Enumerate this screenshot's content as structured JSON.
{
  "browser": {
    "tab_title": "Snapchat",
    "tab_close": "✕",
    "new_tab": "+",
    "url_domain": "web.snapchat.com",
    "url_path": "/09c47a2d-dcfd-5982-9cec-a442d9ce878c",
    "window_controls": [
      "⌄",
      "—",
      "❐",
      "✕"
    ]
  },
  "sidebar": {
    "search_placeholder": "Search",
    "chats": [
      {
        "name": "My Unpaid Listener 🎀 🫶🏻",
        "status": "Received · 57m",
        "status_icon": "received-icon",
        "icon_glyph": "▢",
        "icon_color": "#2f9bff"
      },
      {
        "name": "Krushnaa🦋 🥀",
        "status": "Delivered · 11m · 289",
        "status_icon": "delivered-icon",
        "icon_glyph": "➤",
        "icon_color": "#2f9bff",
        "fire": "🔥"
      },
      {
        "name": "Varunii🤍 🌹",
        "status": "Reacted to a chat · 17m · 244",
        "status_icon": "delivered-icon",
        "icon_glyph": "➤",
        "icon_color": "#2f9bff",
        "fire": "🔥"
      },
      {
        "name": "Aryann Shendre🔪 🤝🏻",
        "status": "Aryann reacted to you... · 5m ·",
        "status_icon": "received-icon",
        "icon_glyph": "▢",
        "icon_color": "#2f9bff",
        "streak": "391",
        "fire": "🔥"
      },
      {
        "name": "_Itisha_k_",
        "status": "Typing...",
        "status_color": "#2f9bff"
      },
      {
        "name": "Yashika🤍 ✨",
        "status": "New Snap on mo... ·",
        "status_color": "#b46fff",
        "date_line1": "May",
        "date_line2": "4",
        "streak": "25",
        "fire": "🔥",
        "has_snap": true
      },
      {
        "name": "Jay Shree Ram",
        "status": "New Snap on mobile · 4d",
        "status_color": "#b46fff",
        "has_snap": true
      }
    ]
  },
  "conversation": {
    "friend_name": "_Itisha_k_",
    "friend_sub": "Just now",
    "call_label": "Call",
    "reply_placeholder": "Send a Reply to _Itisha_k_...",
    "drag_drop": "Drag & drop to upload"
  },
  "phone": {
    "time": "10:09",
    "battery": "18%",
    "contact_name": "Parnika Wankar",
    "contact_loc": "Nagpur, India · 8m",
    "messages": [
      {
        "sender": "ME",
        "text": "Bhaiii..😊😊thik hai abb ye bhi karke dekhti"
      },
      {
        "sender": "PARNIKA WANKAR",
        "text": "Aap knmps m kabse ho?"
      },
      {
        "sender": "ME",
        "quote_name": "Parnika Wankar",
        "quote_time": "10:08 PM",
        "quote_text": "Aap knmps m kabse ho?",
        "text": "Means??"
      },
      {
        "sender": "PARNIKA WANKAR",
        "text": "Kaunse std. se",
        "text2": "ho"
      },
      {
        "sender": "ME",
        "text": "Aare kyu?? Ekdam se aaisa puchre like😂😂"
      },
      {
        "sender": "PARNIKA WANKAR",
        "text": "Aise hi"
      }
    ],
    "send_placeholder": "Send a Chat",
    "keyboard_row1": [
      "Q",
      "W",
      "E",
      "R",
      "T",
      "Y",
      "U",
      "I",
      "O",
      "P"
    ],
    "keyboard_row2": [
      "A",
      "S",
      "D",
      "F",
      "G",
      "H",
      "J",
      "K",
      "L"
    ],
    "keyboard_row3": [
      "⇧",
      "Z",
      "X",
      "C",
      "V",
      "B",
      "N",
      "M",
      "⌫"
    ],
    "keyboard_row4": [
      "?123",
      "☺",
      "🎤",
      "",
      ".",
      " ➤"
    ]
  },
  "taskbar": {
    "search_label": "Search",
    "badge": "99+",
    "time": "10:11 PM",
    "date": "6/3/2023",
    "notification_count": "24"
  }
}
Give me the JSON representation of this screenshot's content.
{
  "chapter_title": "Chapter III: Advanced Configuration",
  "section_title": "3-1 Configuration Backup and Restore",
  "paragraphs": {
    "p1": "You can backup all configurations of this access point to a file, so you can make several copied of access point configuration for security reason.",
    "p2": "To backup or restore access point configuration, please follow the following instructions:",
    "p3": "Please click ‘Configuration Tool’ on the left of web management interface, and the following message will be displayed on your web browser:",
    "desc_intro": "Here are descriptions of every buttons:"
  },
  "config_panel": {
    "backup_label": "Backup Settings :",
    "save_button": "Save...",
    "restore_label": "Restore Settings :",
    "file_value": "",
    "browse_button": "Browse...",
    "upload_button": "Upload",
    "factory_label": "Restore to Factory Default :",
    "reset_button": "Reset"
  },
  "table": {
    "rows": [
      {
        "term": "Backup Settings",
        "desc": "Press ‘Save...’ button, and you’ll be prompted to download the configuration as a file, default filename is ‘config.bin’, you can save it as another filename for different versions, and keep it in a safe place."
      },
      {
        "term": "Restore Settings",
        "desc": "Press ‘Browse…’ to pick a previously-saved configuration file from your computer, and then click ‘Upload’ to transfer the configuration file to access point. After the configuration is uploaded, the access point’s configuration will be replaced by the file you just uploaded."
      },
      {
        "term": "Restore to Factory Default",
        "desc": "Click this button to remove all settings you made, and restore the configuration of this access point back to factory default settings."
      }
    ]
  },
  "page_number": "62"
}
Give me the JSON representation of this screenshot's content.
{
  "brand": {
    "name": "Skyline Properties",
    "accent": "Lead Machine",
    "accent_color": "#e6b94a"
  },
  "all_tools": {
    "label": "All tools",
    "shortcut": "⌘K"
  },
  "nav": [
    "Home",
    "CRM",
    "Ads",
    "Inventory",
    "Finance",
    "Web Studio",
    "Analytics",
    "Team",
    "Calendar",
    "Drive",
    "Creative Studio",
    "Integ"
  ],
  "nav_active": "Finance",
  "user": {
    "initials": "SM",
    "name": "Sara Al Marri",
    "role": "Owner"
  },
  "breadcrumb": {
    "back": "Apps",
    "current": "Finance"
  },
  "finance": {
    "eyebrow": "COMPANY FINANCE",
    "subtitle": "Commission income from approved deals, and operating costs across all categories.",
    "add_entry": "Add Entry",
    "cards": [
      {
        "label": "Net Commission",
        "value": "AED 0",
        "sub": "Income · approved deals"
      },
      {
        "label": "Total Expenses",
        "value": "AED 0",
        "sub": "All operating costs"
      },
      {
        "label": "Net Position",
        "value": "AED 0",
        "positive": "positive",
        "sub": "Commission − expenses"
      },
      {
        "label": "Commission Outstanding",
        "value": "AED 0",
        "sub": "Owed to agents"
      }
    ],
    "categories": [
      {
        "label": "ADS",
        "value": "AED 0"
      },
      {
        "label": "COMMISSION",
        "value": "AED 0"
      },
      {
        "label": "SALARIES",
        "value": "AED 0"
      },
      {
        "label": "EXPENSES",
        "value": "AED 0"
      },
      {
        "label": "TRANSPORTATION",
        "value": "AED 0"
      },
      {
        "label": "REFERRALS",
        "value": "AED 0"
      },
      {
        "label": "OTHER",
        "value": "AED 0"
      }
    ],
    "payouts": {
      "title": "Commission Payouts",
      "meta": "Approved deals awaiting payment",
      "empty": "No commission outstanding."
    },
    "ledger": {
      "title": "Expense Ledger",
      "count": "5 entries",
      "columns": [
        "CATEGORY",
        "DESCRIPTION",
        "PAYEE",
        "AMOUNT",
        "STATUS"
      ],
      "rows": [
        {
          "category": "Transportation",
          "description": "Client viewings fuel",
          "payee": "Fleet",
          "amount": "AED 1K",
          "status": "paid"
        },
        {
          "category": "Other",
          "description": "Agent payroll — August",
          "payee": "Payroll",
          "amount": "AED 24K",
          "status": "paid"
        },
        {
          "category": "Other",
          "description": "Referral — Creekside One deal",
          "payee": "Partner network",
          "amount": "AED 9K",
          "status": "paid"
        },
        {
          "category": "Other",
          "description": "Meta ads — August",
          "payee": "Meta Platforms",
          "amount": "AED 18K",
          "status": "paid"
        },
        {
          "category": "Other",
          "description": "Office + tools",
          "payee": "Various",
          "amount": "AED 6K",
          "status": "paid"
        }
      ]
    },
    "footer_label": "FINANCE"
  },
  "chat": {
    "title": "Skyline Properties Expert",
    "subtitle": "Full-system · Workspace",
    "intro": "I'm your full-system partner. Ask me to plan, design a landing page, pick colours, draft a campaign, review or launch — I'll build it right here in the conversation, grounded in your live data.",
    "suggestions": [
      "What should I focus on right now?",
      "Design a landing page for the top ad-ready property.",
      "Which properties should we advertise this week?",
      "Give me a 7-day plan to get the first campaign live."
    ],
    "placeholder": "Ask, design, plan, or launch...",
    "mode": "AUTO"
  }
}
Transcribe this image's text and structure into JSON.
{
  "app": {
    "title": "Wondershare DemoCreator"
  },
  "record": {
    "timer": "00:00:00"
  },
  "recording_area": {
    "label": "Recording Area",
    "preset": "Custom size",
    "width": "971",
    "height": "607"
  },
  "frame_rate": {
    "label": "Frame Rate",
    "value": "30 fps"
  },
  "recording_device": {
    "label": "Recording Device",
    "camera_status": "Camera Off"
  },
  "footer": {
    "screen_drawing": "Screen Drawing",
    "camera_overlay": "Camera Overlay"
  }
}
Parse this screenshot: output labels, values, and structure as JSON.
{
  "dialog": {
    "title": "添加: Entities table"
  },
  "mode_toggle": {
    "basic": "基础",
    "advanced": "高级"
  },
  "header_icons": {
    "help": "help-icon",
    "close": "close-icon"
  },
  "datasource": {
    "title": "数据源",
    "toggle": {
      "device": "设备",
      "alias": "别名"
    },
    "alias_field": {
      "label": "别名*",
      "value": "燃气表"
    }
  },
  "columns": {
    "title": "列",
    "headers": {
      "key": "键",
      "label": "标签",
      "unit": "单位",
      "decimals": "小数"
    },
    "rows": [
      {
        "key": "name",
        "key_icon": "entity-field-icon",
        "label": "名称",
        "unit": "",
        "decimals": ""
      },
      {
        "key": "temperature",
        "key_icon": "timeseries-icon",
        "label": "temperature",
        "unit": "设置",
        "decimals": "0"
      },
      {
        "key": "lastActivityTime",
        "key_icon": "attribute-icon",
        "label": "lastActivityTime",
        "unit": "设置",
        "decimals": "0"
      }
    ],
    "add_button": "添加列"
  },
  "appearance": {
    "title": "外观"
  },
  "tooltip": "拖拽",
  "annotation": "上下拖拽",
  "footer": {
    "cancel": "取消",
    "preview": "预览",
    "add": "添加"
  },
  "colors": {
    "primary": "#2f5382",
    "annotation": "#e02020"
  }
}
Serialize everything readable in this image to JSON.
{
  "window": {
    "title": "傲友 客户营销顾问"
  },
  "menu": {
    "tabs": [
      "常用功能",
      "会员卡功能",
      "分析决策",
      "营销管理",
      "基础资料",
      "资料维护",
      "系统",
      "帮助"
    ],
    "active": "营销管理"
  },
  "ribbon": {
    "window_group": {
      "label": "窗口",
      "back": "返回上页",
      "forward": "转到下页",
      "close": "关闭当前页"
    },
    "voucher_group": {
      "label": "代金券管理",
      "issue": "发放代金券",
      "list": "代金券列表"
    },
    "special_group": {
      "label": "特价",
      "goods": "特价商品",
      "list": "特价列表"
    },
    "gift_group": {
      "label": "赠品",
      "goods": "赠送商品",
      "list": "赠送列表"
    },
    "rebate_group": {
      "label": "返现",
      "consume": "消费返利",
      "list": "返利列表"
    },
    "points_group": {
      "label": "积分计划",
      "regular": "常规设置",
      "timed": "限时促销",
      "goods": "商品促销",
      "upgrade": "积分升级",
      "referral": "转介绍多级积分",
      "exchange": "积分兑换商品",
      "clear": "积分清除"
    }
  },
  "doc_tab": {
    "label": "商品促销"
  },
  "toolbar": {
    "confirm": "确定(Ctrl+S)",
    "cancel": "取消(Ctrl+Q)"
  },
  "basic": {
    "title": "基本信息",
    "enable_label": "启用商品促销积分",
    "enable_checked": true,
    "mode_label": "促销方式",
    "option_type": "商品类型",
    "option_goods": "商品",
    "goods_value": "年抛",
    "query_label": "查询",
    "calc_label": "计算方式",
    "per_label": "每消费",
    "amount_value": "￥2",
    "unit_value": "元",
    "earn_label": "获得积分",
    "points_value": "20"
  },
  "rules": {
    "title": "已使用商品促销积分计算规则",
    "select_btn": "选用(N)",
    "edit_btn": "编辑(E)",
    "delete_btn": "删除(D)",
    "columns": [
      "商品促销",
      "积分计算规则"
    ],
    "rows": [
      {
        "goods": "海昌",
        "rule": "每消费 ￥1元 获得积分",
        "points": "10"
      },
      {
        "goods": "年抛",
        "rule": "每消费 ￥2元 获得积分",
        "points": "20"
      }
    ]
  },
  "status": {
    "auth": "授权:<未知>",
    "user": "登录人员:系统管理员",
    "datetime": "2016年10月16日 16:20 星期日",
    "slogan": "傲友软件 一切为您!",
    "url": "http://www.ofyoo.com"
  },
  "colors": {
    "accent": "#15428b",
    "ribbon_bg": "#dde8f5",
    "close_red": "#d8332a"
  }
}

****

### [Exercise requirements]
Where a line above holds the string "Search", show that line.

### [Answer below]
    "search_placeholder": "Search",
    "search_label": "Search",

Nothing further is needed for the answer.